• **Prompt**: Repeat each line exactly as it is written.

[Figure collection entries]
╭──

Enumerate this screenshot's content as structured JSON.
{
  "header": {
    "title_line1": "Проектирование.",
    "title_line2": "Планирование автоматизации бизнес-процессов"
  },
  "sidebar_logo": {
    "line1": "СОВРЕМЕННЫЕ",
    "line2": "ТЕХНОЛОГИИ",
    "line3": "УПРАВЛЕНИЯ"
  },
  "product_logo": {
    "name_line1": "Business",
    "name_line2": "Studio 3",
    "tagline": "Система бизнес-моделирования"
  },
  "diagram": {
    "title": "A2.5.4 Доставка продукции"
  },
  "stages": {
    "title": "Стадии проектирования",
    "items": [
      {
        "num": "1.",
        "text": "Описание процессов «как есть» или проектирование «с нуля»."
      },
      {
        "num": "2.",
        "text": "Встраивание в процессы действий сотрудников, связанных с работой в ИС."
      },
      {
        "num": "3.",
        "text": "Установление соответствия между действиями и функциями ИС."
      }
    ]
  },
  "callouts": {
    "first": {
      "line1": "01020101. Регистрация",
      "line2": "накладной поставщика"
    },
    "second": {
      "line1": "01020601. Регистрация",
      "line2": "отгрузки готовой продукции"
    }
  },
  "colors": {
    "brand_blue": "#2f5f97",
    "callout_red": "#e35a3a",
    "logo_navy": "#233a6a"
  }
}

╰──

• **Written solution**:
Enumerate this screenshot's content as structured JSON.
{
  "header": {
    "title_line1": "Проектирование.",
    "title_line2": "Планирование автоматизации бизнес-процессов"
  },
  "sidebar_logo": {
    "line1": "СОВРЕМЕННЫЕ",
    "line2": "ТЕХНОЛОГИИ",
    "line3": "УПРАВЛЕНИЯ"
  },
  "product_logo": {
    "name_line1": "Business",
    "name_line2": "Studio 3",
    "tagline": "Система бизнес-моделирования"
  },
  "diagram": {
    "title": "A2.5.4 Доставка продукции"
  },
  "stages": {
    "title": "Стадии проектирования",
    "items": [
      {
        "num": "1.",
        "text": "Описание процессов «как есть» или проектирование «с нуля»."
      },
      {
        "num": "2.",
        "text": "Встраивание в процессы действий сотрудников, связанных с работой в ИС."
      },
      {
        "num": "3.",
        "text": "Установление соответствия между действиями и функциями ИС."
      }
    ]
  },
  "callouts": {
    "first": {
      "line1": "01020101. Регистрация",
      "line2": "накладной поставщика"
    },
    "second": {
      "line1": "01020601. Регистрация",
      "line2": "отгрузки готовой продукции"
    }
  },
  "colors": {
    "brand_blue": "#2f5f97",
    "callout_red": "#e35a3a",
    "logo_navy": "#233a6a"
  }
}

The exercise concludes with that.